The task. Repeat each entry word for word. Leave any images out of the copy.
* start Material provided *
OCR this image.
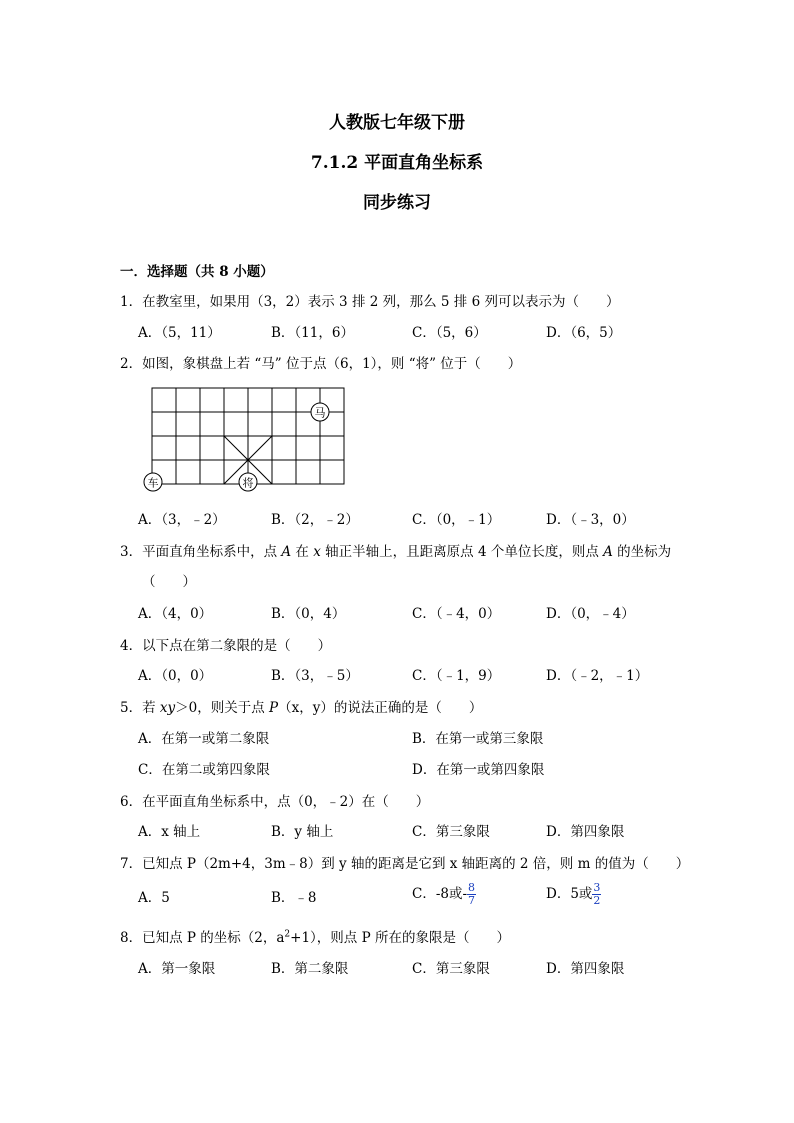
人教版七年级下册
7.1.2 平面直角坐标系
同步练习
一．选择题（共 8 小题）
1．在教室里，如果用（3，2）表示 3 排 2 列，那么 5 排 6 列可以表示为（　　）
A．（5，11）	B．（11，6）	C．（5，6）	D．（6，5）
2．如图，象棋盘上若 “马” 位于点（6，1），则 “将” 位于（　　）
马
车	将
A．（3，﹣2）	B．（2，﹣2）	C．（0，﹣1）	D．（﹣3，0）
3．平面直角坐标系中，点 A 在 x 轴正半轴上，且距离原点 4 个单位长度，则点 A 的坐标为
（　　）
A．（4，0）	B．（0，4）	C．（﹣4，0）	D．（0，﹣4）
4．以下点在第二象限的是（　　）
A．（0，0）	B．（3，﹣5）	C．（﹣1，9）	D．（﹣2，﹣1）
5．若 xy＞0，则关于点 P（x，y）的说法正确的是（　　）
A．在第一或第二象限	B．在第一或第三象限
C．在第二或第四象限	D．在第一或第四象限
6．在平面直角坐标系中，点（0，﹣2）在（　　）
A．x 轴上	B．y 轴上	C．第三象限	D．第四象限
7．已知点 P（2m+4，3m﹣8）到 y 轴的距离是它到 x 轴距离的 2 倍，则 m 的值为（　　）
A．5	B．﹣8	C．-8或- $\frac{8}{7}$	D．5或 $\frac{3}{2}$
8．已知点 P 的坐标（2，$a^2+1$），则点 P 所在的象限是（　　）
A．第一象限	B．第二象限	C．第三象限	D．第四象限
* end Material provided *
Output of the exercise.
OCR this image.
人教版七年级下册
7.1.2 平面直角坐标系
同步练习
一．选择题（共 8 小题）
1．在教室里，如果用（3，2）表示 3 排 2 列，那么 5 排 6 列可以表示为（　　）
A．（5，11）	B．（11，6）	C．（5，6）	D．（6，5）
2．如图，象棋盘上若 “马” 位于点（6，1），则 “将” 位于（　　）
马
车	将
A．（3，﹣2）	B．（2，﹣2）	C．（0，﹣1）	D．（﹣3，0）
3．平面直角坐标系中，点 A 在 x 轴正半轴上，且距离原点 4 个单位长度，则点 A 的坐标为
（　　）
A．（4，0）	B．（0，4）	C．（﹣4，0）	D．（0，﹣4）
4．以下点在第二象限的是（　　）
A．（0，0）	B．（3，﹣5）	C．（﹣1，9）	D．（﹣2，﹣1）
5．若 xy＞0，则关于点 P（x，y）的说法正确的是（　　）
A．在第一或第二象限	B．在第一或第三象限
C．在第二或第四象限	D．在第一或第四象限
6．在平面直角坐标系中，点（0，﹣2）在（　　）
A．x 轴上	B．y 轴上	C．第三象限	D．第四象限
7．已知点 P（2m+4，3m﹣8）到 y 轴的距离是它到 x 轴距离的 2 倍，则 m 的值为（　　）
A．5	B．﹣8	C．-8或- $\frac{8}{7}$	D．5或 $\frac{3}{2}$
8．已知点 P 的坐标（2，$a^2+1$），则点 P 所在的象限是（　　）
A．第一象限	B．第二象限	C．第三象限	D．第四象限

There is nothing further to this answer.